Part of a data file:
(begin)
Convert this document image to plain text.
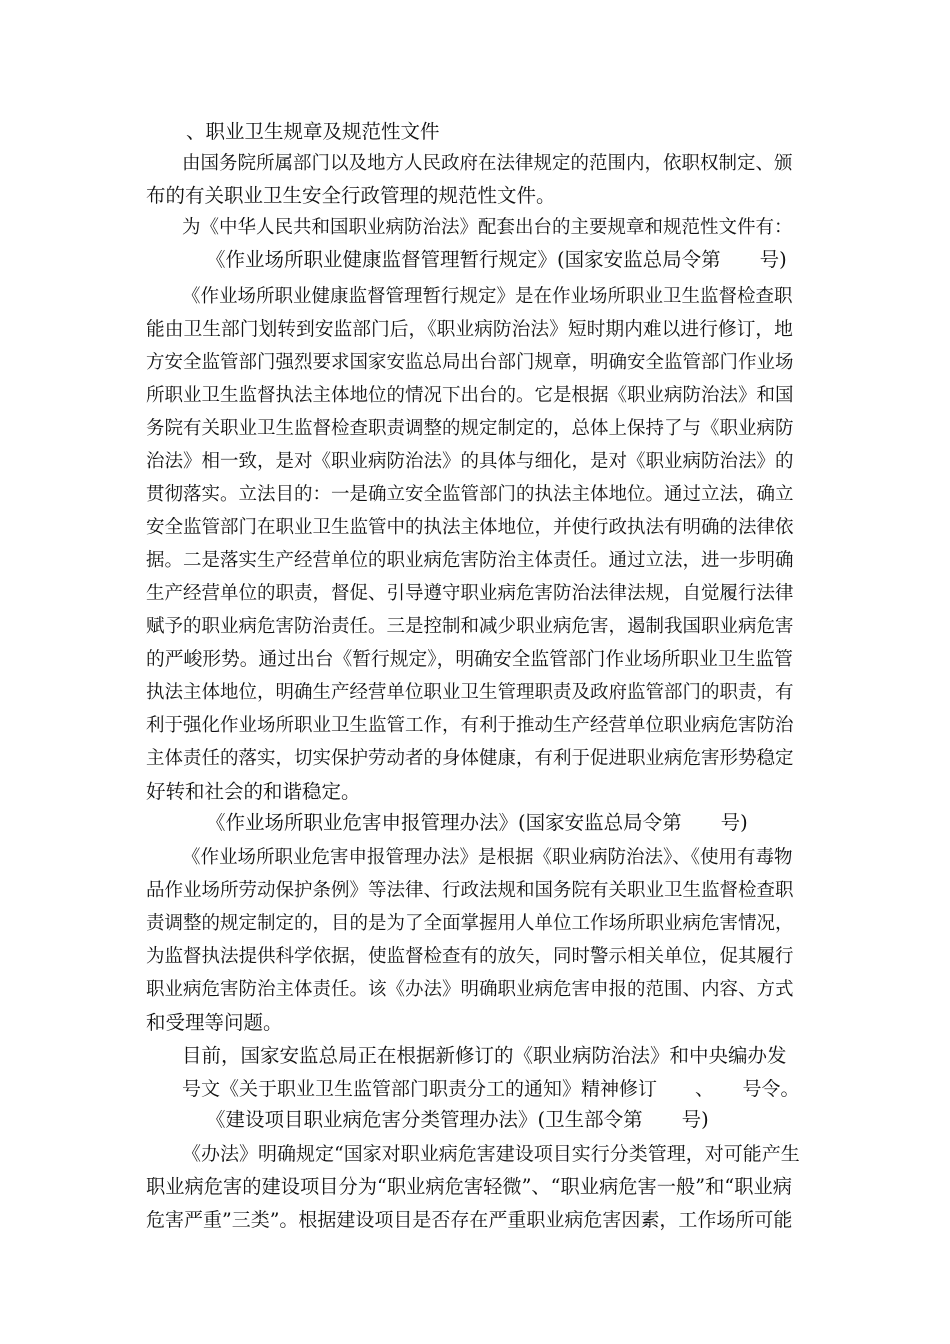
、职业卫生规章及规范性文件

由国务院所属部门以及地方人民政府在法律规定的范围内，依职权制定、颁

布的有关职业卫生安全行政管理的规范性文件。

为《中华人民共和国职业病防治法》配套出台的主要规章和规范性文件有：

《作业场所职业健康监督管理暂行规定》(国家安监总局令第　　号)

《作业场所职业健康监督管理暂行规定》是在作业场所职业卫生监督检查职

能由卫生部门划转到安监部门后，《职业病防治法》短时期内难以进行修订，地

方安全监管部门强烈要求国家安监总局出台部门规章，明确安全监管部门作业场

所职业卫生监督执法主体地位的情况下出台的。它是根据《职业病防治法》和国

务院有关职业卫生监督检查职责调整的规定制定的，总体上保持了与《职业病防

治法》相一致，是对《职业病防治法》的具体与细化，是对《职业病防治法》的

贯彻落实。立法目的：一是确立安全监管部门的执法主体地位。通过立法，确立

安全监管部门在职业卫生监管中的执法主体地位，并使行政执法有明确的法律依

据。二是落实生产经营单位的职业病危害防治主体责任。通过立法，进一步明确

生产经营单位的职责，督促、引导遵守职业病危害防治法律法规，自觉履行法律

赋予的职业病危害防治责任。三是控制和减少职业病危害，遏制我国职业病危害

的严峻形势。通过出台《暂行规定》，明确安全监管部门作业场所职业卫生监管

执法主体地位，明确生产经营单位职业卫生管理职责及政府监管部门的职责，有

利于强化作业场所职业卫生监管工作，有利于推动生产经营单位职业病危害防治

主体责任的落实，切实保护劳动者的身体健康，有利于促进职业病危害形势稳定

好转和社会的和谐稳定。

《作业场所职业危害申报管理办法》(国家安监总局令第　　号)

《作业场所职业危害申报管理办法》是根据《职业病防治法》、《使用有毒物

品作业场所劳动保护条例》等法律、行政法规和国务院有关职业卫生监督检查职

责调整的规定制定的，目的是为了全面掌握用人单位工作场所职业病危害情况，

为监督执法提供科学依据，使监督检查有的放矢，同时警示相关单位，促其履行

职业病危害防治主体责任。该《办法》明确职业病危害申报的范围、内容、方式

和受理等问题。

目前，国家安监总局正在根据新修订的《职业病防治法》和中央编办发

号文《关于职业卫生监管部门职责分工的通知》精神修订　　、　　号令。

《建设项目职业病危害分类管理办法》(卫生部令第　　号)

《办法》明确规定“国家对职业病危害建设项目实行分类管理，对可能产生

职业病危害的建设项目分为“职业病危害轻微”、“职业病危害一般”和“职业病

危害严重”三类”。根据建设项目是否存在严重职业病危害因素，工作场所可能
(end)
Exercise description —
Return only those lines of the records that contain the string "作业场所职业健康监督管理暂行规定".

Result —
《作业场所职业健康监督管理暂行规定》(国家安监总局令第　　号)
《作业场所职业健康监督管理暂行规定》是在作业场所职业卫生监督检查职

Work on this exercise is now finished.